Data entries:
# # #

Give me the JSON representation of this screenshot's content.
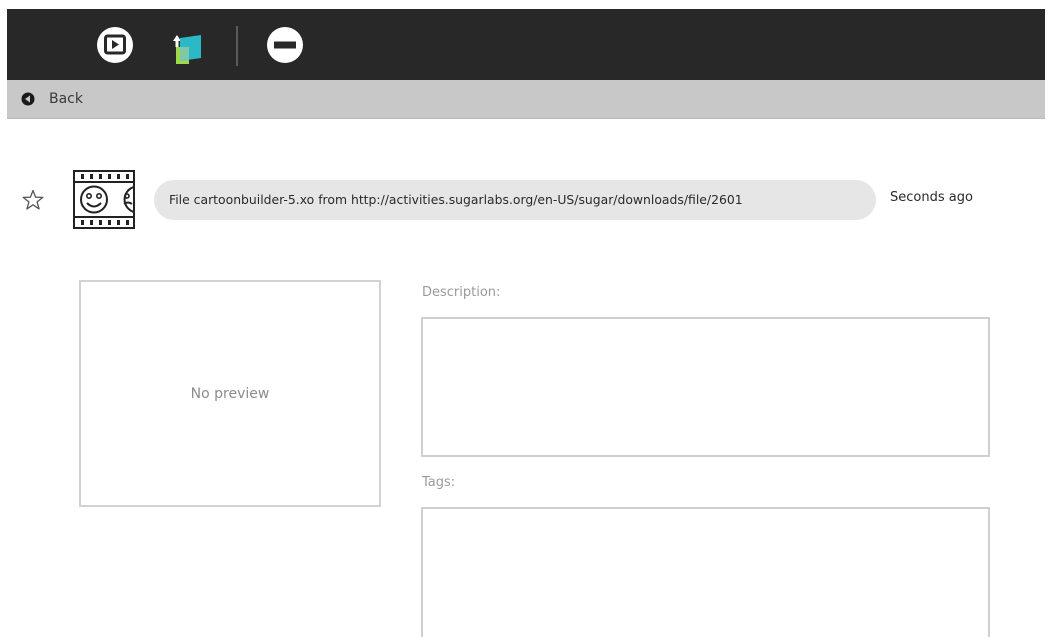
{
  "toolbar": {
    "buttons": [
      {
        "icon": "play-activity-icon"
      },
      {
        "icon": "copy-to-icon"
      },
      {
        "icon": "erase-icon"
      }
    ]
  },
  "backbar": {
    "back_label": "Back",
    "icon": "back-arrow-icon"
  },
  "entry": {
    "favorite_icon": "star-icon",
    "activity_icon": "cartoon-builder-icon",
    "title": "File cartoonbuilder-5.xo from http://activities.sugarlabs.org/en-US/sugar/downloads/file/2601",
    "date": "Seconds ago"
  },
  "preview": {
    "text": "No preview"
  },
  "description": {
    "label": "Description:",
    "value": ""
  },
  "tags": {
    "label": "Tags:",
    "value": ""
  }
}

# # #

Print out the material word for word, omitting the pictures.

Response to the exercise ->
Give me the JSON representation of this screenshot's content.
{
  "toolbar": {
    "buttons": [
      {
        "icon": "play-activity-icon"
      },
      {
        "icon": "copy-to-icon"
      },
      {
        "icon": "erase-icon"
      }
    ]
  },
  "backbar": {
    "back_label": "Back",
    "icon": "back-arrow-icon"
  },
  "entry": {
    "favorite_icon": "star-icon",
    "activity_icon": "cartoon-builder-icon",
    "title": "File cartoonbuilder-5.xo from http://activities.sugarlabs.org/en-US/sugar/downloads/file/2601",
    "date": "Seconds ago"
  },
  "preview": {
    "text": "No preview"
  },
  "description": {
    "label": "Description:",
    "value": ""
  },
  "tags": {
    "label": "Tags:",
    "value": ""
  }
}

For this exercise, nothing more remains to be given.